Short exercise:
Transcribe every line of the records verbatim.

##############################

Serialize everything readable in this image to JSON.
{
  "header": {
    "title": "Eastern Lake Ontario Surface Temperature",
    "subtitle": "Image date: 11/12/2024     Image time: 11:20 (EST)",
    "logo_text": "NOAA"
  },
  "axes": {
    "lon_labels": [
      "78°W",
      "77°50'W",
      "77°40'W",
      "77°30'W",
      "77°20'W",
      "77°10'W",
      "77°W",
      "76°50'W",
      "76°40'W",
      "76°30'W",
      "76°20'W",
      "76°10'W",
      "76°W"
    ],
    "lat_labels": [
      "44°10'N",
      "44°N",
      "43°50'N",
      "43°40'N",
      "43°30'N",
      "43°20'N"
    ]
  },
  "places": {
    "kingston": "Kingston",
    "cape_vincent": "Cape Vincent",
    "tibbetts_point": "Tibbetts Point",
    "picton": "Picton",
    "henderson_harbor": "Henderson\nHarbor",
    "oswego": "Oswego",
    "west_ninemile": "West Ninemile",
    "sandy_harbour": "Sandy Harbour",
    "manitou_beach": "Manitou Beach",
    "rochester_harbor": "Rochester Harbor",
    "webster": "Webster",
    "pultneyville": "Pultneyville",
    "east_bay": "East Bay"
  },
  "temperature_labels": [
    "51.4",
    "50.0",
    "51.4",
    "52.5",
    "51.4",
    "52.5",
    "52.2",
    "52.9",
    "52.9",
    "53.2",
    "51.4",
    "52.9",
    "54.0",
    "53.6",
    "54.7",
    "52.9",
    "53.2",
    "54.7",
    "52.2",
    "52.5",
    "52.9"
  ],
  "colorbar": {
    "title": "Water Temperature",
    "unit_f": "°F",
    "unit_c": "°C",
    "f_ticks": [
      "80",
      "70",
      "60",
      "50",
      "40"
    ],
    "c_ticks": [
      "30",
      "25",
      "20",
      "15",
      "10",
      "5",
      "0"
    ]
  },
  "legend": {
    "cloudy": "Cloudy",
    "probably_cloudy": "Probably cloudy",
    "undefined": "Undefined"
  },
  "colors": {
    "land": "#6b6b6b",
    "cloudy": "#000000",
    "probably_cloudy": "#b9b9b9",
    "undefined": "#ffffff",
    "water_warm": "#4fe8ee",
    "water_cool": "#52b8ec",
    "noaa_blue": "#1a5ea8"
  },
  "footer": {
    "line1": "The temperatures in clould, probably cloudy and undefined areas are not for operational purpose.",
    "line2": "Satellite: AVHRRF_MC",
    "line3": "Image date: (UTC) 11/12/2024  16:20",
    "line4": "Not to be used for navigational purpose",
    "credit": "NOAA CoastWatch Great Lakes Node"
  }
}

##############################

Output for this task:
Serialize everything readable in this image to JSON.
{
  "header": {
    "title": "Eastern Lake Ontario Surface Temperature",
    "subtitle": "Image date: 11/12/2024     Image time: 11:20 (EST)",
    "logo_text": "NOAA"
  },
  "axes": {
    "lon_labels": [
      "78°W",
      "77°50'W",
      "77°40'W",
      "77°30'W",
      "77°20'W",
      "77°10'W",
      "77°W",
      "76°50'W",
      "76°40'W",
      "76°30'W",
      "76°20'W",
      "76°10'W",
      "76°W"
    ],
    "lat_labels": [
      "44°10'N",
      "44°N",
      "43°50'N",
      "43°40'N",
      "43°30'N",
      "43°20'N"
    ]
  },
  "places": {
    "kingston": "Kingston",
    "cape_vincent": "Cape Vincent",
    "tibbetts_point": "Tibbetts Point",
    "picton": "Picton",
    "henderson_harbor": "Henderson\nHarbor",
    "oswego": "Oswego",
    "west_ninemile": "West Ninemile",
    "sandy_harbour": "Sandy Harbour",
    "manitou_beach": "Manitou Beach",
    "rochester_harbor": "Rochester Harbor",
    "webster": "Webster",
    "pultneyville": "Pultneyville",
    "east_bay": "East Bay"
  },
  "temperature_labels": [
    "51.4",
    "50.0",
    "51.4",
    "52.5",
    "51.4",
    "52.5",
    "52.2",
    "52.9",
    "52.9",
    "53.2",
    "51.4",
    "52.9",
    "54.0",
    "53.6",
    "54.7",
    "52.9",
    "53.2",
    "54.7",
    "52.2",
    "52.5",
    "52.9"
  ],
  "colorbar": {
    "title": "Water Temperature",
    "unit_f": "°F",
    "unit_c": "°C",
    "f_ticks": [
      "80",
      "70",
      "60",
      "50",
      "40"
    ],
    "c_ticks": [
      "30",
      "25",
      "20",
      "15",
      "10",
      "5",
      "0"
    ]
  },
  "legend": {
    "cloudy": "Cloudy",
    "probably_cloudy": "Probably cloudy",
    "undefined": "Undefined"
  },
  "colors": {
    "land": "#6b6b6b",
    "cloudy": "#000000",
    "probably_cloudy": "#b9b9b9",
    "undefined": "#ffffff",
    "water_warm": "#4fe8ee",
    "water_cool": "#52b8ec",
    "noaa_blue": "#1a5ea8"
  },
  "footer": {
    "line1": "The temperatures in clould, probably cloudy and undefined areas are not for operational purpose.",
    "line2": "Satellite: AVHRRF_MC",
    "line3": "Image date: (UTC) 11/12/2024  16:20",
    "line4": "Not to be used for navigational purpose",
    "credit": "NOAA CoastWatch Great Lakes Node"
  }
}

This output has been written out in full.